Source data →
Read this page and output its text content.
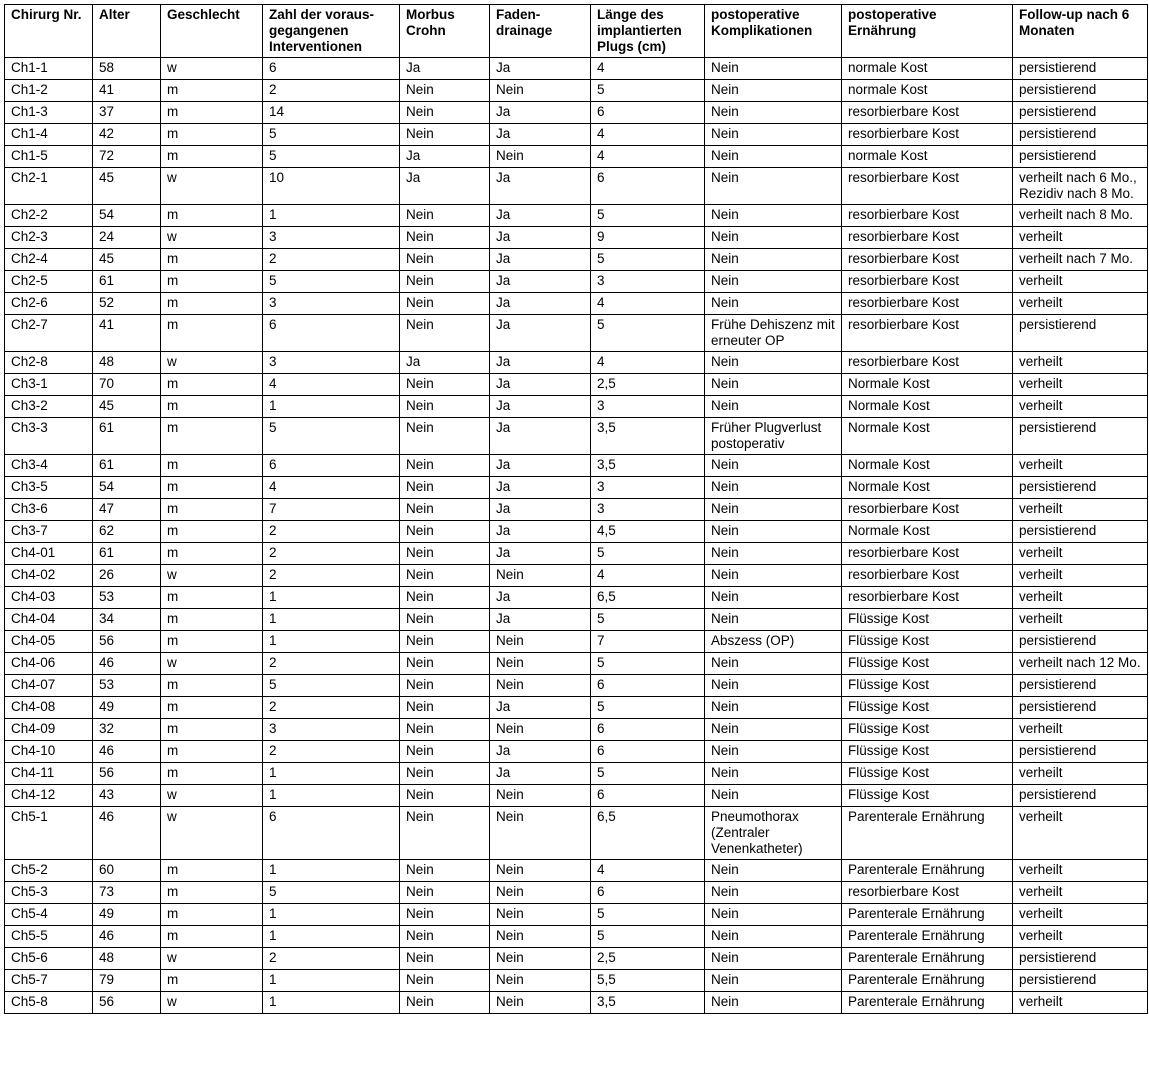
Chirurg Nr.	Alter	Geschlecht	Zahl der voraus-gegangenen Interventionen	Morbus Crohn	Faden-drainage	Länge des implantierten Plugs (cm)	postoperative Komplikationen	postoperative Ernährung	Follow-up nach 6 Monaten
Ch1-1	58	w	6	Ja	Ja	4	Nein	normale Kost	persistierend
Ch1-2	41	m	2	Nein	Nein	5	Nein	normale Kost	persistierend
Ch1-3	37	m	14	Nein	Ja	6	Nein	resorbierbare Kost	persistierend
Ch1-4	42	m	5	Nein	Ja	4	Nein	resorbierbare Kost	persistierend
Ch1-5	72	m	5	Ja	Nein	4	Nein	normale Kost	persistierend
Ch2-1	45	w	10	Ja	Ja	6	Nein	resorbierbare Kost	verheilt nach 6 Mo., Rezidiv nach 8 Mo.
Ch2-2	54	m	1	Nein	Ja	5	Nein	resorbierbare Kost	verheilt nach 8 Mo.
Ch2-3	24	w	3	Nein	Ja	9	Nein	resorbierbare Kost	verheilt
Ch2-4	45	m	2	Nein	Ja	5	Nein	resorbierbare Kost	verheilt nach 7 Mo.
Ch2-5	61	m	5	Nein	Ja	3	Nein	resorbierbare Kost	verheilt
Ch2-6	52	m	3	Nein	Ja	4	Nein	resorbierbare Kost	verheilt
Ch2-7	41	m	6	Nein	Ja	5	Frühe Dehiszenz mit erneuter OP	resorbierbare Kost	persistierend
Ch2-8	48	w	3	Ja	Ja	4	Nein	resorbierbare Kost	verheilt
Ch3-1	70	m	4	Nein	Ja	2,5	Nein	Normale Kost	verheilt
Ch3-2	45	m	1	Nein	Ja	3	Nein	Normale Kost	verheilt
Ch3-3	61	m	5	Nein	Ja	3,5	Früher Plugverlust postoperativ	Normale Kost	persistierend
Ch3-4	61	m	6	Nein	Ja	3,5	Nein	Normale Kost	verheilt
Ch3-5	54	m	4	Nein	Ja	3	Nein	Normale Kost	persistierend
Ch3-6	47	m	7	Nein	Ja	3	Nein	resorbierbare Kost	verheilt
Ch3-7	62	m	2	Nein	Ja	4,5	Nein	Normale Kost	persistierend
Ch4-01	61	m	2	Nein	Ja	5	Nein	resorbierbare Kost	verheilt
Ch4-02	26	w	2	Nein	Nein	4	Nein	resorbierbare Kost	verheilt
Ch4-03	53	m	1	Nein	Ja	6,5	Nein	resorbierbare Kost	verheilt
Ch4-04	34	m	1	Nein	Ja	5	Nein	Flüssige Kost	verheilt
Ch4-05	56	m	1	Nein	Nein	7	Abszess (OP)	Flüssige Kost	persistierend
Ch4-06	46	w	2	Nein	Nein	5	Nein	Flüssige Kost	verheilt nach 12 Mo.
Ch4-07	53	m	5	Nein	Nein	6	Nein	Flüssige Kost	persistierend
Ch4-08	49	m	2	Nein	Ja	5	Nein	Flüssige Kost	persistierend
Ch4-09	32	m	3	Nein	Nein	6	Nein	Flüssige Kost	verheilt
Ch4-10	46	m	2	Nein	Ja	6	Nein	Flüssige Kost	persistierend
Ch4-11	56	m	1	Nein	Ja	5	Nein	Flüssige Kost	verheilt
Ch4-12	43	w	1	Nein	Nein	6	Nein	Flüssige Kost	persistierend
Ch5-1	46	w	6	Nein	Nein	6,5	Pneumothorax (Zentraler Venenkatheter)	Parenterale Ernährung	verheilt
Ch5-2	60	m	1	Nein	Nein	4	Nein	Parenterale Ernährung	verheilt
Ch5-3	73	m	5	Nein	Nein	6	Nein	resorbierbare Kost	verheilt
Ch5-4	49	m	1	Nein	Nein	5	Nein	Parenterale Ernährung	verheilt
Ch5-5	46	m	1	Nein	Nein	5	Nein	Parenterale Ernährung	verheilt
Ch5-6	48	w	2	Nein	Nein	2,5	Nein	Parenterale Ernährung	persistierend
Ch5-7	79	m	1	Nein	Nein	5,5	Nein	Parenterale Ernährung	persistierend
Ch5-8	56	w	1	Nein	Nein	3,5	Nein	Parenterale Ernährung	verheilt
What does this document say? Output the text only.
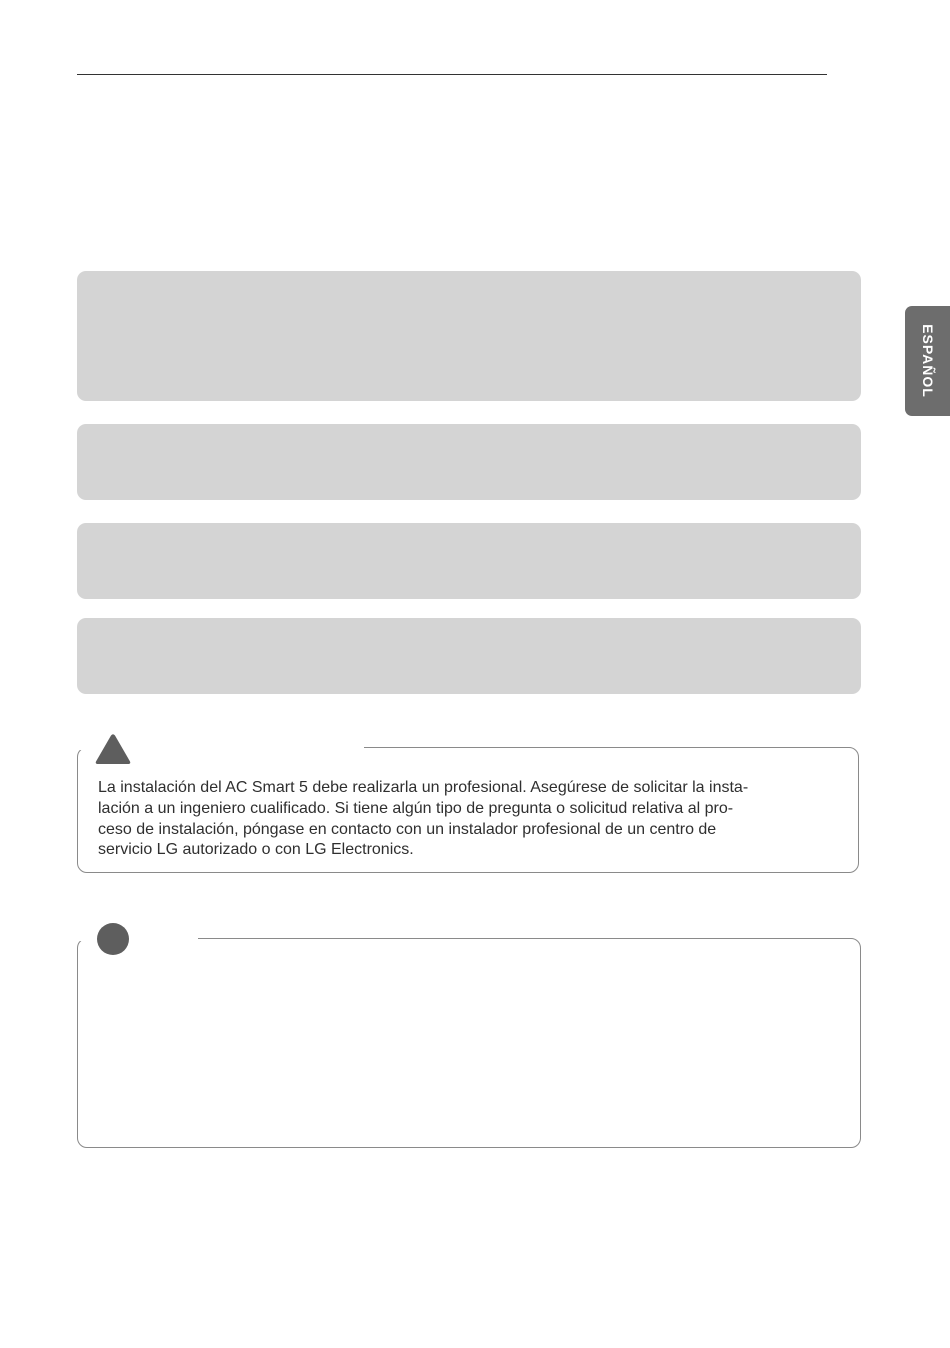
ESPAÑOL

La instalación del AC Smart 5 debe realizarla un profesional. Asegúrese de solicitar la insta-
lación a un ingeniero cualificado. Si tiene algún tipo de pregunta o solicitud relativa al pro-
ceso de instalación, póngase en contacto con un instalador profesional de un centro de
servicio LG autorizado o con LG Electronics.
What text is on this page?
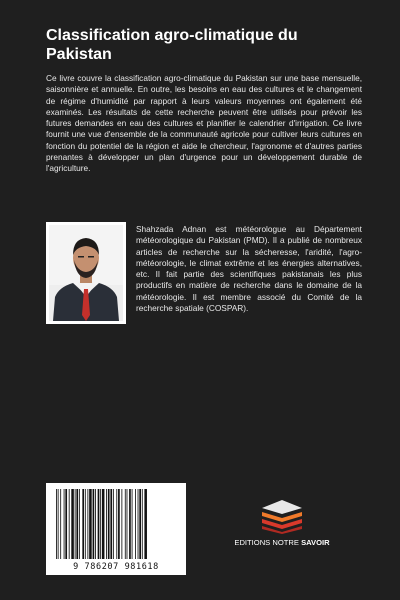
Classification agro-climatique du Pakistan

Ce livre couvre la classification agro-climatique du Pakistan sur une base mensuelle, saisonnière et annuelle. En outre, les besoins en eau des cultures et le changement de régime d'humidité par rapport à leurs valeurs moyennes ont également été examinés. Les résultats de cette recherche peuvent être utilisés pour prévoir les futures demandes en eau des cultures et planifier le calendrier d'irrigation. Ce livre fournit une vue d'ensemble de la communauté agricole pour cultiver leurs cultures en fonction du potentiel de la région et aide le chercheur, l'agronome et d'autres parties prenantes à développer un plan d'urgence pour un développement durable de l'agriculture.

Shahzada Adnan est météorologue au Département météorologique du Pakistan (PMD). Il a publié de nombreux articles de recherche sur la sécheresse, l'aridité, l'agro-météorologie, le climat extrême et les énergies alternatives, etc. Il fait partie des scientifiques pakistanais les plus productifs en matière de recherche dans le domaine de la météorologie. Il est membre associé du Comité de la recherche spatiale (COSPAR).

9 786207 981618
EDITIONS NOTRE SAVOIR
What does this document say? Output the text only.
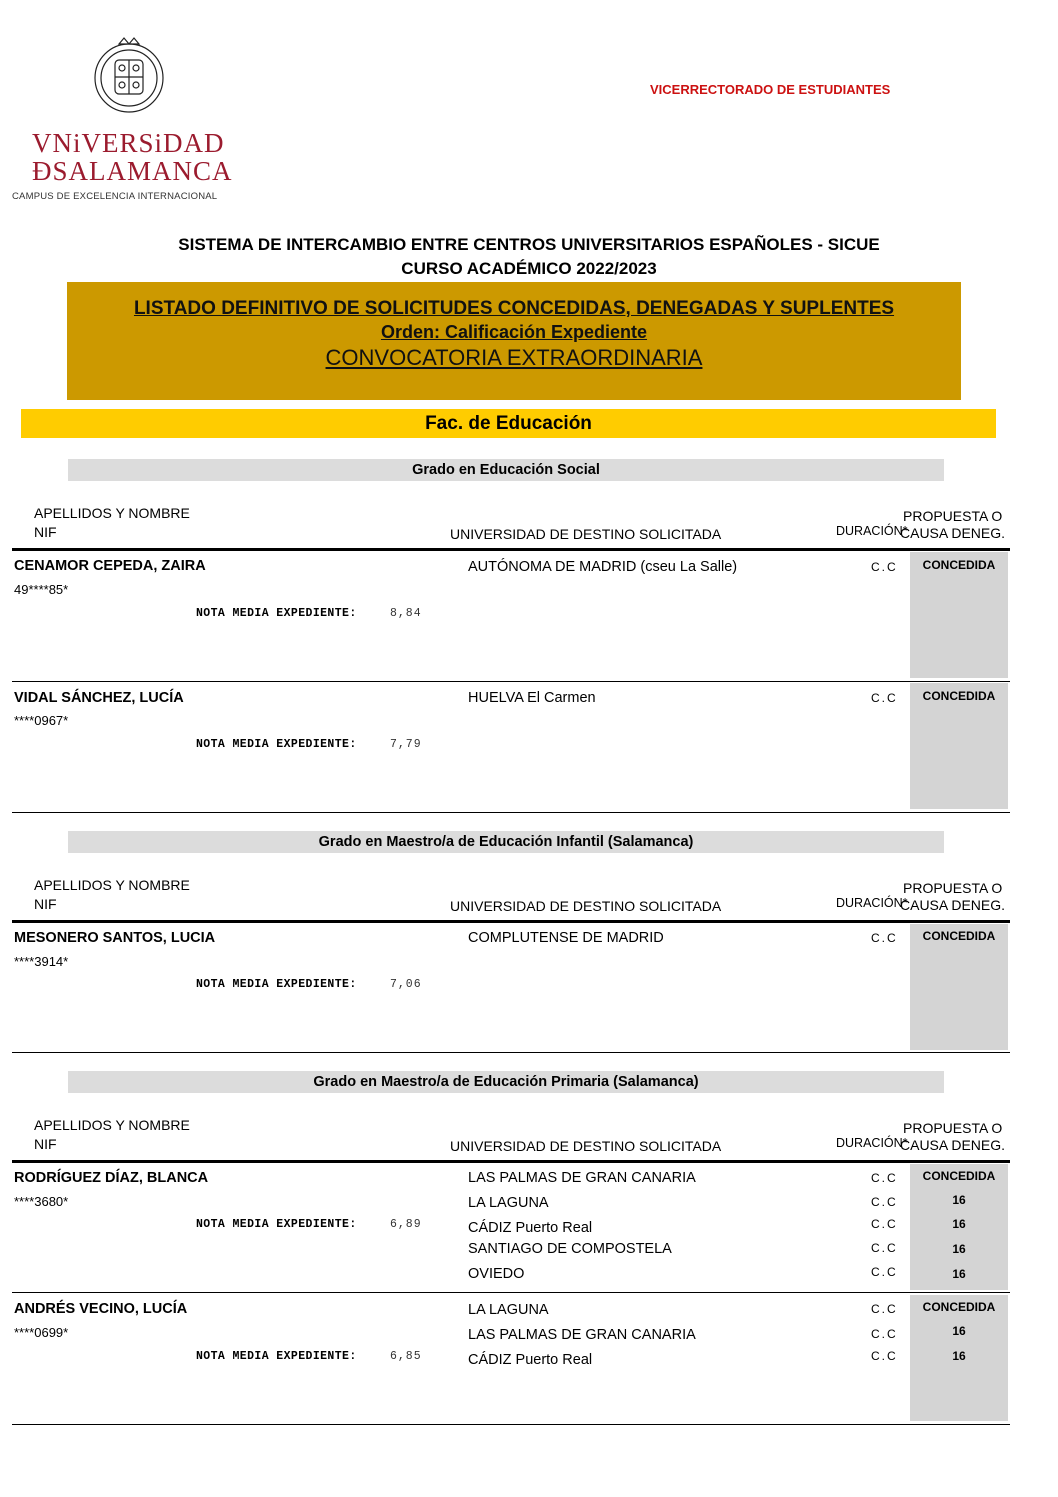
VNiVERSiDAD
ÐSALAMANCA
CAMPUS DE EXCELENCIA INTERNACIONAL
VICERRECTORADO DE ESTUDIANTES
SISTEMA DE INTERCAMBIO ENTRE CENTROS UNIVERSITARIOS ESPAÑOLES - SICUE
CURSO ACADÉMICO 2022/2023
LISTADO DEFINITIVO DE SOLICITUDES CONCEDIDAS, DENEGADAS Y SUPLENTES
Orden: Calificación Expediente
CONVOCATORIA EXTRAORDINARIA
Fac. de Educación
Grado en Educación Social
APELLIDOS Y NOMBRE
NIF	UNIVERSIDAD DE DESTINO SOLICITADA	DURACIÓN*
PROPUESTA O
CAUSA DENEG.
CENAMOR CEPEDA, ZAIRA
49****85*
NOTA MEDIA EXPEDIENTE:	8,84
AUTÓNOMA DE MADRID (cseu La Salle)	C.C	CONCEDIDA
VIDAL SÁNCHEZ, LUCÍA
****0967*
NOTA MEDIA EXPEDIENTE:	7,79
HUELVA El Carmen	C.C	CONCEDIDA
Grado en Maestro/a de Educación Infantil (Salamanca)
APELLIDOS Y NOMBRE
NIF	UNIVERSIDAD DE DESTINO SOLICITADA	DURACIÓN*
PROPUESTA O
CAUSA DENEG.
MESONERO SANTOS, LUCIA
****3914*
NOTA MEDIA EXPEDIENTE:	7,06
COMPLUTENSE DE MADRID	C.C	CONCEDIDA
Grado en Maestro/a de Educación Primaria (Salamanca)
APELLIDOS Y NOMBRE
NIF	UNIVERSIDAD DE DESTINO SOLICITADA	DURACIÓN*
PROPUESTA O
CAUSA DENEG.
RODRÍGUEZ DÍAZ, BLANCA
****3680*
NOTA MEDIA EXPEDIENTE:	6,89
LAS PALMAS DE GRAN CANARIA	C.C	CONCEDIDA
LA LAGUNA	C.C	16
CÁDIZ Puerto Real	C.C	16
SANTIAGO DE COMPOSTELA	C.C	16
OVIEDO	C.C	16
ANDRÉS VECINO, LUCÍA
****0699*
NOTA MEDIA EXPEDIENTE:	6,85
LA LAGUNA	C.C	CONCEDIDA
LAS PALMAS DE GRAN CANARIA	C.C	16
CÁDIZ Puerto Real	C.C	16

Request → Lines of the material that contain the word "instalación" are to be gathered.

Response to this task →
La instalación del AC Smart 5 debe realizarla un profesional. Asegúrese de solicitar la insta-
ceso de instalación, póngase en contacto con un instalador profesional de un centro de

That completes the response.